## TASK DESCRIPTION
Write the data below out exactly as it stands. Do not include the pictures.

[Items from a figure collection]

>>

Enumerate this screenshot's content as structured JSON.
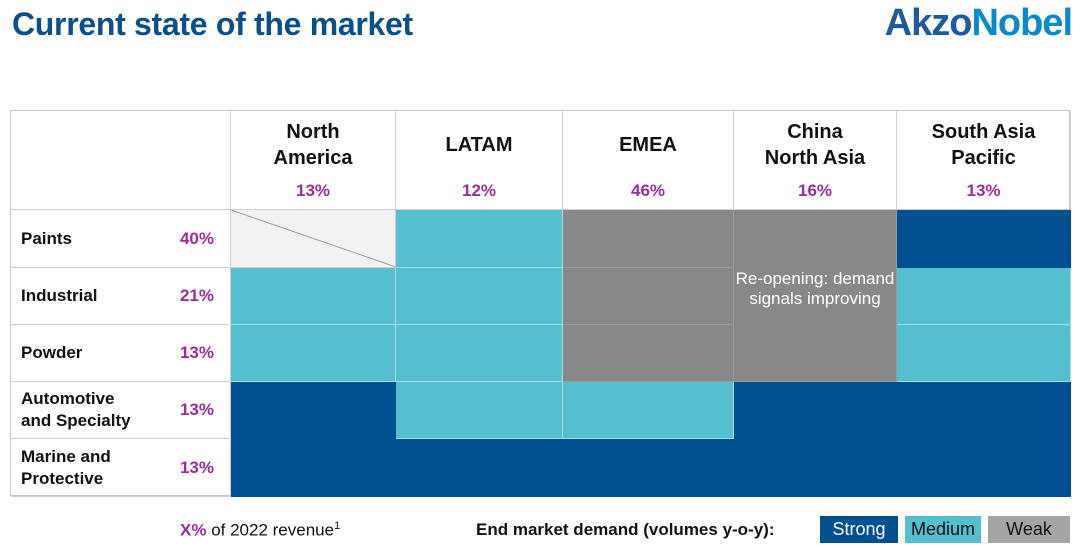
{
  "header": {
    "title": "Current state of the market",
    "logo": "AkzoNobel"
  },
  "regions": [
    {
      "name": "North America",
      "share": "13%"
    },
    {
      "name": "LATAM",
      "share": "12%"
    },
    {
      "name": "EMEA",
      "share": "46%"
    },
    {
      "name": "China North Asia",
      "share": "16%"
    },
    {
      "name": "South Asia Pacific",
      "share": "13%"
    }
  ],
  "segments": [
    {
      "name": "Paints",
      "share": "40%"
    },
    {
      "name": "Industrial",
      "share": "21%"
    },
    {
      "name": "Powder",
      "share": "13%"
    },
    {
      "name": "Automotive and Specialty",
      "share": "13%"
    },
    {
      "name": "Marine and Protective",
      "share": "13%"
    }
  ],
  "demand_matrix": [
    [
      "none",
      "medium",
      "weak",
      "weak",
      "strong"
    ],
    [
      "medium",
      "medium",
      "weak",
      "weak",
      "medium"
    ],
    [
      "medium",
      "medium",
      "weak",
      "weak",
      "medium"
    ],
    [
      "strong",
      "medium",
      "medium",
      "strong",
      "strong"
    ],
    [
      "strong",
      "strong",
      "strong",
      "strong",
      "strong"
    ]
  ],
  "china_note": "Re-opening: demand signals improving",
  "footer": {
    "x_pct": "X%",
    "revenue_text": " of 2022 revenue",
    "footnote": "1",
    "legend_title": "End market demand (volumes y-o-y):",
    "strong": "Strong",
    "medium": "Medium",
    "weak": "Weak"
  },
  "colors": {
    "strong": "#005092",
    "medium": "#55bfd0",
    "weak": "#888889",
    "share": "#9b2d9b",
    "title": "#0b4f8a"
  }
}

<<

## SOLUTION BELOW
Enumerate this screenshot's content as structured JSON.
{
  "header": {
    "title": "Current state of the market",
    "logo": "AkzoNobel"
  },
  "regions": [
    {
      "name": "North America",
      "share": "13%"
    },
    {
      "name": "LATAM",
      "share": "12%"
    },
    {
      "name": "EMEA",
      "share": "46%"
    },
    {
      "name": "China North Asia",
      "share": "16%"
    },
    {
      "name": "South Asia Pacific",
      "share": "13%"
    }
  ],
  "segments": [
    {
      "name": "Paints",
      "share": "40%"
    },
    {
      "name": "Industrial",
      "share": "21%"
    },
    {
      "name": "Powder",
      "share": "13%"
    },
    {
      "name": "Automotive and Specialty",
      "share": "13%"
    },
    {
      "name": "Marine and Protective",
      "share": "13%"
    }
  ],
  "demand_matrix": [
    [
      "none",
      "medium",
      "weak",
      "weak",
      "strong"
    ],
    [
      "medium",
      "medium",
      "weak",
      "weak",
      "medium"
    ],
    [
      "medium",
      "medium",
      "weak",
      "weak",
      "medium"
    ],
    [
      "strong",
      "medium",
      "medium",
      "strong",
      "strong"
    ],
    [
      "strong",
      "strong",
      "strong",
      "strong",
      "strong"
    ]
  ],
  "china_note": "Re-opening: demand signals improving",
  "footer": {
    "x_pct": "X%",
    "revenue_text": " of 2022 revenue",
    "footnote": "1",
    "legend_title": "End market demand (volumes y-o-y):",
    "strong": "Strong",
    "medium": "Medium",
    "weak": "Weak"
  },
  "colors": {
    "strong": "#005092",
    "medium": "#55bfd0",
    "weak": "#888889",
    "share": "#9b2d9b",
    "title": "#0b4f8a"
  }
}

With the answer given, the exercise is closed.